PROVIDED INFORMATION:
□ □ □ □ □ □ □

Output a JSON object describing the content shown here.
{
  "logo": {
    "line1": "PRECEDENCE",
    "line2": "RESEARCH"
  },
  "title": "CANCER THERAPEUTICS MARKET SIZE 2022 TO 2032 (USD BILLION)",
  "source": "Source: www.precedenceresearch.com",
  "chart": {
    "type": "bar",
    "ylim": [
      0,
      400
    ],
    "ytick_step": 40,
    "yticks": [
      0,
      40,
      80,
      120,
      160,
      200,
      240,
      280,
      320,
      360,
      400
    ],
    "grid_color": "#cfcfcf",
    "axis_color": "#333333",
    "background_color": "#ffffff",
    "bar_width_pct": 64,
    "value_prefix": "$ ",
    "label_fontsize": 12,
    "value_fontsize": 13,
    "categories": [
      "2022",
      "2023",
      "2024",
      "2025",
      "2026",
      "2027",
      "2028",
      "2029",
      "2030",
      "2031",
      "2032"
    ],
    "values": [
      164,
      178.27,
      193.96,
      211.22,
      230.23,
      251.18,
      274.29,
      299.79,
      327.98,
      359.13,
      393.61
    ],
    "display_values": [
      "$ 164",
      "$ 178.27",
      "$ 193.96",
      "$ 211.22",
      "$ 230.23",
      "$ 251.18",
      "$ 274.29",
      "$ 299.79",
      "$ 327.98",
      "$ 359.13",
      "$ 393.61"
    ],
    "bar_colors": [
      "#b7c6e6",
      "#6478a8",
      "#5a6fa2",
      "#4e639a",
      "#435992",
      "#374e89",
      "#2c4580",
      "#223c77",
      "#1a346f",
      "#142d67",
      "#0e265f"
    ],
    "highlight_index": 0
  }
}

□ □ □ □ □ □ □

EXERCISE DESCRIPTION: Every record should be repeated exactly; please leave none out.

WRITTEN SOLUTION:
Output a JSON object describing the content shown here.
{
  "logo": {
    "line1": "PRECEDENCE",
    "line2": "RESEARCH"
  },
  "title": "CANCER THERAPEUTICS MARKET SIZE 2022 TO 2032 (USD BILLION)",
  "source": "Source: www.precedenceresearch.com",
  "chart": {
    "type": "bar",
    "ylim": [
      0,
      400
    ],
    "ytick_step": 40,
    "yticks": [
      0,
      40,
      80,
      120,
      160,
      200,
      240,
      280,
      320,
      360,
      400
    ],
    "grid_color": "#cfcfcf",
    "axis_color": "#333333",
    "background_color": "#ffffff",
    "bar_width_pct": 64,
    "value_prefix": "$ ",
    "label_fontsize": 12,
    "value_fontsize": 13,
    "categories": [
      "2022",
      "2023",
      "2024",
      "2025",
      "2026",
      "2027",
      "2028",
      "2029",
      "2030",
      "2031",
      "2032"
    ],
    "values": [
      164,
      178.27,
      193.96,
      211.22,
      230.23,
      251.18,
      274.29,
      299.79,
      327.98,
      359.13,
      393.61
    ],
    "display_values": [
      "$ 164",
      "$ 178.27",
      "$ 193.96",
      "$ 211.22",
      "$ 230.23",
      "$ 251.18",
      "$ 274.29",
      "$ 299.79",
      "$ 327.98",
      "$ 359.13",
      "$ 393.61"
    ],
    "bar_colors": [
      "#b7c6e6",
      "#6478a8",
      "#5a6fa2",
      "#4e639a",
      "#435992",
      "#374e89",
      "#2c4580",
      "#223c77",
      "#1a346f",
      "#142d67",
      "#0e265f"
    ],
    "highlight_index": 0
  }
}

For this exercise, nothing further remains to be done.